== Directions for this task ==
Repeat the listing in full, preserving every character.

== Supplied data ==
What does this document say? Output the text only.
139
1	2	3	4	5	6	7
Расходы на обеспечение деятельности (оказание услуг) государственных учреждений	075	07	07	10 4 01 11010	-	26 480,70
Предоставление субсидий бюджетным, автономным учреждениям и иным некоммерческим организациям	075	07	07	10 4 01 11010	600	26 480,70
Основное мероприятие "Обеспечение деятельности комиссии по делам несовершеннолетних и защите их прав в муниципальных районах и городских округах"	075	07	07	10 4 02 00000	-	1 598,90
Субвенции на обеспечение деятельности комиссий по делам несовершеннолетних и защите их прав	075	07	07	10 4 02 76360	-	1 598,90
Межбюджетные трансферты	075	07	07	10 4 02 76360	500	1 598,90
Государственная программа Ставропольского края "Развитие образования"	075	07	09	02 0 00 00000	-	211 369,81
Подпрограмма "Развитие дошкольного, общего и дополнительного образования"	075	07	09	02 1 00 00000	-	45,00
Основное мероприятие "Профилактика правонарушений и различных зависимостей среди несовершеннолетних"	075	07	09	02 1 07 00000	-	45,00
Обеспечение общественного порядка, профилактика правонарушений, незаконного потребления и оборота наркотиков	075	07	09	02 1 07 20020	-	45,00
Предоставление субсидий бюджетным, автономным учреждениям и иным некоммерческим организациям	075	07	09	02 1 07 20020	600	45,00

== Task answer ==
What does this document say? Output the text only.
139
1	2	3	4	5	6	7
Расходы на обеспечение деятельности (оказание услуг) государственных учреждений	075	07	07	10 4 01 11010	-	26 480,70
Предоставление субсидий бюджетным, автономным учреждениям и иным некоммерческим организациям	075	07	07	10 4 01 11010	600	26 480,70
Основное мероприятие "Обеспечение деятельности комиссии по делам несовершеннолетних и защите их прав в муниципальных районах и городских округах"	075	07	07	10 4 02 00000	-	1 598,90
Субвенции на обеспечение деятельности комиссий по делам несовершеннолетних и защите их прав	075	07	07	10 4 02 76360	-	1 598,90
Межбюджетные трансферты	075	07	07	10 4 02 76360	500	1 598,90
Государственная программа Ставропольского края "Развитие образования"	075	07	09	02 0 00 00000	-	211 369,81
Подпрограмма "Развитие дошкольного, общего и дополнительного образования"	075	07	09	02 1 00 00000	-	45,00
Основное мероприятие "Профилактика правонарушений и различных зависимостей среди несовершеннолетних"	075	07	09	02 1 07 00000	-	45,00
Обеспечение общественного порядка, профилактика правонарушений, незаконного потребления и оборота наркотиков	075	07	09	02 1 07 20020	-	45,00
Предоставление субсидий бюджетным, автономным учреждениям и иным некоммерческим организациям	075	07	09	02 1 07 20020	600	45,00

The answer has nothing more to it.